Description of the task: Using the listing below, select the lines with the word "this" and copy them.

[Figure content listings]
◆ ◆ ◆ ◆ ◆

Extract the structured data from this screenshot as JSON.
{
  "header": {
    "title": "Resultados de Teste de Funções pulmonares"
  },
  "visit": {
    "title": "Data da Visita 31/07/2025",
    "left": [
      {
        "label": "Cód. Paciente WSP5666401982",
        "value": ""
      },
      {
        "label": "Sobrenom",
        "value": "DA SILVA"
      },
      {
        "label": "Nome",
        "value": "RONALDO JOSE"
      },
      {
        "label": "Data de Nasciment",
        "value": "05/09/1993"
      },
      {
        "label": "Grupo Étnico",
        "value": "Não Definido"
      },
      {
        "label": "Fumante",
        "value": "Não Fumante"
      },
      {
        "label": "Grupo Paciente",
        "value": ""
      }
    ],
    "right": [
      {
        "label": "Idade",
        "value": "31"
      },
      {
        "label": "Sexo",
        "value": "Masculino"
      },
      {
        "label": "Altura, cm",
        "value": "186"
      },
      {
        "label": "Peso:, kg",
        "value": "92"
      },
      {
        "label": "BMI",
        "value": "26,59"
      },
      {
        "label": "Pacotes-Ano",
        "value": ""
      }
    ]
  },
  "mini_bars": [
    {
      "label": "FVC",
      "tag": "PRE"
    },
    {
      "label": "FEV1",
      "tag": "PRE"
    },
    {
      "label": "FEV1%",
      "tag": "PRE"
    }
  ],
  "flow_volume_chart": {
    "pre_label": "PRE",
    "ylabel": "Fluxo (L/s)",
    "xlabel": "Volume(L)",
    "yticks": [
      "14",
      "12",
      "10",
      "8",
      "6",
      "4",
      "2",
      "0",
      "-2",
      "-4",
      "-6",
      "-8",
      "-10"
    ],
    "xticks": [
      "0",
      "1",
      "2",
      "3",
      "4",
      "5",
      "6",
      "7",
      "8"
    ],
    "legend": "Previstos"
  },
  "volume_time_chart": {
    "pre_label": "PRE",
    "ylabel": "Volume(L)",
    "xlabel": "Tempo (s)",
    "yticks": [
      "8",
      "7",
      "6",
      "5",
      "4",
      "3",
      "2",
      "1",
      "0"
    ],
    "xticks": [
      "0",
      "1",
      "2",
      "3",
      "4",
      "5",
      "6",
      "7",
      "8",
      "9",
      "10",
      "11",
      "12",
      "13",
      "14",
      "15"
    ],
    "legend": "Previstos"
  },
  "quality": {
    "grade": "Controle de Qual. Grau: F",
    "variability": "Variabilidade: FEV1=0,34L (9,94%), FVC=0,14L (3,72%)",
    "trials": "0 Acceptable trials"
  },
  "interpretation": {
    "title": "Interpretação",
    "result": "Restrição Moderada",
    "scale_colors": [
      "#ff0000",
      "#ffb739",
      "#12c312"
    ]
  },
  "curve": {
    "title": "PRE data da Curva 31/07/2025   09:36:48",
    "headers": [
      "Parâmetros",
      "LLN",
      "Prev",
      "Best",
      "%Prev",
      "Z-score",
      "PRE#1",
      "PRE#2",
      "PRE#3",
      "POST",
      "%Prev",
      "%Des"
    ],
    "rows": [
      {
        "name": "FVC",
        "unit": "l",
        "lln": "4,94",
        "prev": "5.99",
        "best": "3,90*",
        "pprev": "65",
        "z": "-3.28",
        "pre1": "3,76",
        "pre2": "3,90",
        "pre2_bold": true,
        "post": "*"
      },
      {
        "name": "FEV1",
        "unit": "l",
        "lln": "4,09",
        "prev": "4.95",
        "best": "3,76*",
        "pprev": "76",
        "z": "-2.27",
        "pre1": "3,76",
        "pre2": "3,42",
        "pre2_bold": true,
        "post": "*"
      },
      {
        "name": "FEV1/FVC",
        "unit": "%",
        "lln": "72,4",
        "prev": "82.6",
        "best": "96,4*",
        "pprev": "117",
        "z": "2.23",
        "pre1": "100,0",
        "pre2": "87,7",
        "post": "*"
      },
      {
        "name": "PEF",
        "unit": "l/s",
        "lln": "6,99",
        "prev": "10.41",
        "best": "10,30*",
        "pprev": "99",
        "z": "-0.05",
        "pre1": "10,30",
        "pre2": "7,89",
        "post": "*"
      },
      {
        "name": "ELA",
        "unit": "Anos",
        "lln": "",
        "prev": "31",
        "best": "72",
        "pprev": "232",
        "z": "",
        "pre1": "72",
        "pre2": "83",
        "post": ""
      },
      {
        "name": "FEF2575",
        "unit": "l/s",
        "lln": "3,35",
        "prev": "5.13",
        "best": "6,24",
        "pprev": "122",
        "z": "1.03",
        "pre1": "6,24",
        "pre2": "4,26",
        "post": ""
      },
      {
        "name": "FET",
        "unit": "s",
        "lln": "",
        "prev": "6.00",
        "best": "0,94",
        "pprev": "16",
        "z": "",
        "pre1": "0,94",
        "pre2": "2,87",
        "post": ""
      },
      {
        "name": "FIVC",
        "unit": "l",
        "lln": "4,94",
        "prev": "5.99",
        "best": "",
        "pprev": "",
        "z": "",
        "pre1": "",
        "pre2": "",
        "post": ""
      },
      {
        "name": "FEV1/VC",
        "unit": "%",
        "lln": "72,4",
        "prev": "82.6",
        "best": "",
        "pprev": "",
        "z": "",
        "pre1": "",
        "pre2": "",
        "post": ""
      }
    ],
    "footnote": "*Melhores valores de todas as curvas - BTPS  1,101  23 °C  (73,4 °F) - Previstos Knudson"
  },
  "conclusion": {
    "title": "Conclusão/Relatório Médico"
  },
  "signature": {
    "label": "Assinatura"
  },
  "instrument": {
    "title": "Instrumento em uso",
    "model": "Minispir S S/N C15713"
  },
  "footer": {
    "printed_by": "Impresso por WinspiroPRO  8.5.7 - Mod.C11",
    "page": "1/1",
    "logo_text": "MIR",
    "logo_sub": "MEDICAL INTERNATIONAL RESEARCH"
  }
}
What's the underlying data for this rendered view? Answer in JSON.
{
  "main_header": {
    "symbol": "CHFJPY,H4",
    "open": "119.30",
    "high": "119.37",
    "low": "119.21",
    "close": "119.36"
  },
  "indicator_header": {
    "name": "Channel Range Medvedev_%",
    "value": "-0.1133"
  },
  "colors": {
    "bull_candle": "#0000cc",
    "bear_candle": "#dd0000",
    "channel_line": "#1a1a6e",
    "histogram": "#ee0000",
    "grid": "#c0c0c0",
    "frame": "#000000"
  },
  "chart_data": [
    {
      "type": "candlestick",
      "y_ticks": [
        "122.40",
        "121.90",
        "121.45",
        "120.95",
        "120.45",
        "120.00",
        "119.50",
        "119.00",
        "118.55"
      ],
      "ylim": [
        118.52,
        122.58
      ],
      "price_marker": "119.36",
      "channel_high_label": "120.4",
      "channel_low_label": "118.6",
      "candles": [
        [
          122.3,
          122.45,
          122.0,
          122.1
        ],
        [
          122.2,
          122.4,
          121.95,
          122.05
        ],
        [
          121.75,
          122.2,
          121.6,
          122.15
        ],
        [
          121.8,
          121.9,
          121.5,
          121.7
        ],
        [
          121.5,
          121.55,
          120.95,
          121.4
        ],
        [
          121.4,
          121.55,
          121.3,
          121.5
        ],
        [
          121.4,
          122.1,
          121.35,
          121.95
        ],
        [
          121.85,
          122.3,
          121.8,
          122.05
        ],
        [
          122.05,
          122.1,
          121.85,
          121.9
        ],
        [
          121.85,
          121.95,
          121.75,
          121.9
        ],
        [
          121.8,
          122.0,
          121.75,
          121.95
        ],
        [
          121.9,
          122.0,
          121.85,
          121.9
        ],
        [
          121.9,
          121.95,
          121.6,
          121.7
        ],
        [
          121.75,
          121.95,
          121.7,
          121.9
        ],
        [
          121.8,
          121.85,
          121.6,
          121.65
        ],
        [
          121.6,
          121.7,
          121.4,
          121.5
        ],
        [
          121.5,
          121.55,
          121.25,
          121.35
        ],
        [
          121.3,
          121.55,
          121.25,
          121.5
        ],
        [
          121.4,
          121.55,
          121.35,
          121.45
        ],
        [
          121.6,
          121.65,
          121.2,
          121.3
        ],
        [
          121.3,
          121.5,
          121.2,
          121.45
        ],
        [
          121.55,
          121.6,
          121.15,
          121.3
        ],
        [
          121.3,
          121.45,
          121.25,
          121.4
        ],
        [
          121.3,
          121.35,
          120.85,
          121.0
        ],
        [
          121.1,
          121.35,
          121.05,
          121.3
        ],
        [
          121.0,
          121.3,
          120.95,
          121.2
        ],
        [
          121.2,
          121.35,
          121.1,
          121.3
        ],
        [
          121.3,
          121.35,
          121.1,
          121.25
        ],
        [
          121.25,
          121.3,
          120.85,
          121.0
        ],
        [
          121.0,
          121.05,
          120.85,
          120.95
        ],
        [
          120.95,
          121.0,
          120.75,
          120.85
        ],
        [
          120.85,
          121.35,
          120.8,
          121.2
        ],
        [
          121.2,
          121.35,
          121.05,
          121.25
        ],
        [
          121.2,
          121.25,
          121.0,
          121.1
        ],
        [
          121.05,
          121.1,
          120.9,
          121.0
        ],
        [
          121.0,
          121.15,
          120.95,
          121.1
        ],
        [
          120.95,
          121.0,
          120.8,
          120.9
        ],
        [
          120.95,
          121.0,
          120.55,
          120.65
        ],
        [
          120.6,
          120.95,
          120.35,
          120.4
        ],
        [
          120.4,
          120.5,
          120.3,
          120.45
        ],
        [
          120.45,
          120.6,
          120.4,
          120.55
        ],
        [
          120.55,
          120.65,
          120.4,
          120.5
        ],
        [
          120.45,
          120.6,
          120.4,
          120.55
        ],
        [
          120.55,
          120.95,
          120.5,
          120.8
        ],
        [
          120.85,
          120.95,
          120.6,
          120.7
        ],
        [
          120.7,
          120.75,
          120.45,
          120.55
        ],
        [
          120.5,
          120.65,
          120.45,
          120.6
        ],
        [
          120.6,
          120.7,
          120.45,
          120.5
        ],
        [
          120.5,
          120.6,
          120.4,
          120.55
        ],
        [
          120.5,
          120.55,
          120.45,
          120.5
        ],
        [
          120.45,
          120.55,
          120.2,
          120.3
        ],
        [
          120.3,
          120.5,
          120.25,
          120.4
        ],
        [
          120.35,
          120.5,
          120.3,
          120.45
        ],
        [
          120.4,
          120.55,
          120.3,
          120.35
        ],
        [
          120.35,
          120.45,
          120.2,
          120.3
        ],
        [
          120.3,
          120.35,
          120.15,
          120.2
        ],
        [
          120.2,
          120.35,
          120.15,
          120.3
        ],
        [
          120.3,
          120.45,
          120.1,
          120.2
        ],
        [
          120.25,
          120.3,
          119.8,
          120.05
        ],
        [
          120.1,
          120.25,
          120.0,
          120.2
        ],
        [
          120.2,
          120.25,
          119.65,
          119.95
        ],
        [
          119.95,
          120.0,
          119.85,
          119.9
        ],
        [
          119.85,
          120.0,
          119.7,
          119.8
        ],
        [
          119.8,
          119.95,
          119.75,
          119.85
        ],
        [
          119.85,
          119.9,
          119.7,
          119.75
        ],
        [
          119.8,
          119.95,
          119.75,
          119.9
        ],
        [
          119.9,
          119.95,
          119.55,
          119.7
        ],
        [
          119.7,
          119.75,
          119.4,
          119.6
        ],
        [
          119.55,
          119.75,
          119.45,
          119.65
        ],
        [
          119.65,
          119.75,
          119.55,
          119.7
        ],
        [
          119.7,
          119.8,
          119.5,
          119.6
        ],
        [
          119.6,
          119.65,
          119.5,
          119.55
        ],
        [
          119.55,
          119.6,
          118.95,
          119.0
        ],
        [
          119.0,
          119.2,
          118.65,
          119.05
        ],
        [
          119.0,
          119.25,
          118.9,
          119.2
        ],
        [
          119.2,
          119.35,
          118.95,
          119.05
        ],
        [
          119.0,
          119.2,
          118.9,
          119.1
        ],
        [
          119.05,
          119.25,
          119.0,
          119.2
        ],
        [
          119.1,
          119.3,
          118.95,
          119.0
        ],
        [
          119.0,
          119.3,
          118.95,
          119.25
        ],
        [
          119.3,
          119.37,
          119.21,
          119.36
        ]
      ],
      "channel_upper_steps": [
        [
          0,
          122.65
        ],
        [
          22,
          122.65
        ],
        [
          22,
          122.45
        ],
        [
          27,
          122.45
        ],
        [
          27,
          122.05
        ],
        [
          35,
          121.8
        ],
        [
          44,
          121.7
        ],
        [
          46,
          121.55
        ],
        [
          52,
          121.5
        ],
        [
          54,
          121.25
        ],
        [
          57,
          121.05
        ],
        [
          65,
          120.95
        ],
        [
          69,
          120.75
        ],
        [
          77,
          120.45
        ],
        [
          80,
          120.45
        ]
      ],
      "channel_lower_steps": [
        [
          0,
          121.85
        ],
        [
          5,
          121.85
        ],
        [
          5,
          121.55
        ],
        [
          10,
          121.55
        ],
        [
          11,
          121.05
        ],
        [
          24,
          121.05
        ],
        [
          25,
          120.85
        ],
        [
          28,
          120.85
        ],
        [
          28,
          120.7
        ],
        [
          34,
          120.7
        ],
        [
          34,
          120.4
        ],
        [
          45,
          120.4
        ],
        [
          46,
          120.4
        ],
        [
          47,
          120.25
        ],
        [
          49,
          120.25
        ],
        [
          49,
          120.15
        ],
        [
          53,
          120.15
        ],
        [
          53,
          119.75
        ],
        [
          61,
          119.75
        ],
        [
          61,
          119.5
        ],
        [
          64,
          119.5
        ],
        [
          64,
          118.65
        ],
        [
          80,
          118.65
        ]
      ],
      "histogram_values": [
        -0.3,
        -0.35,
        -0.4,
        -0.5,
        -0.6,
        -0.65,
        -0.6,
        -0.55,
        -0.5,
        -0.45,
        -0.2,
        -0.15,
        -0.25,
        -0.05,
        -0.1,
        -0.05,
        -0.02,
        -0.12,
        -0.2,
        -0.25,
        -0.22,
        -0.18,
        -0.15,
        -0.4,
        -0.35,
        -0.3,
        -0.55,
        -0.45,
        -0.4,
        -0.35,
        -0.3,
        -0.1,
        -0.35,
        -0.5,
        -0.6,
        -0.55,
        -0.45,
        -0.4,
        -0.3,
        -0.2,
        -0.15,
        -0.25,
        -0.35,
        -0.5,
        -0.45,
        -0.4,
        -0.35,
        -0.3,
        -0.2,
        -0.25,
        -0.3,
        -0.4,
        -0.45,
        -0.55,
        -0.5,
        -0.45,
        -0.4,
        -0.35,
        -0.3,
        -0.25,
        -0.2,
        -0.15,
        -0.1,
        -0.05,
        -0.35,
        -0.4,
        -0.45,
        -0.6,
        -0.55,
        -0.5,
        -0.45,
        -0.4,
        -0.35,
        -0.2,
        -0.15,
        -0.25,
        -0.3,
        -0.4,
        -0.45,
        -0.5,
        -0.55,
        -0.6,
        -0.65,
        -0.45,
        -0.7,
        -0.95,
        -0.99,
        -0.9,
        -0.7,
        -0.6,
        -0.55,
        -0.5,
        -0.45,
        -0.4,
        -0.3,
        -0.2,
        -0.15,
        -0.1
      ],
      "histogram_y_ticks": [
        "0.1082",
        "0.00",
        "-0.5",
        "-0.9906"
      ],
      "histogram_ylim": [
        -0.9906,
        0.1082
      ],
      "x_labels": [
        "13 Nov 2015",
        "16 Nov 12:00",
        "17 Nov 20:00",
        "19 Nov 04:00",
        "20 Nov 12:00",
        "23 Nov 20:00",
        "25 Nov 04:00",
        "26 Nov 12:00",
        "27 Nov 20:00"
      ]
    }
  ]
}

◆ ◆ ◆ ◆ ◆

Correct answer:
Extract the structured data from this screenshot as JSON.
What's the underlying data for this rendered view? Answer in JSON.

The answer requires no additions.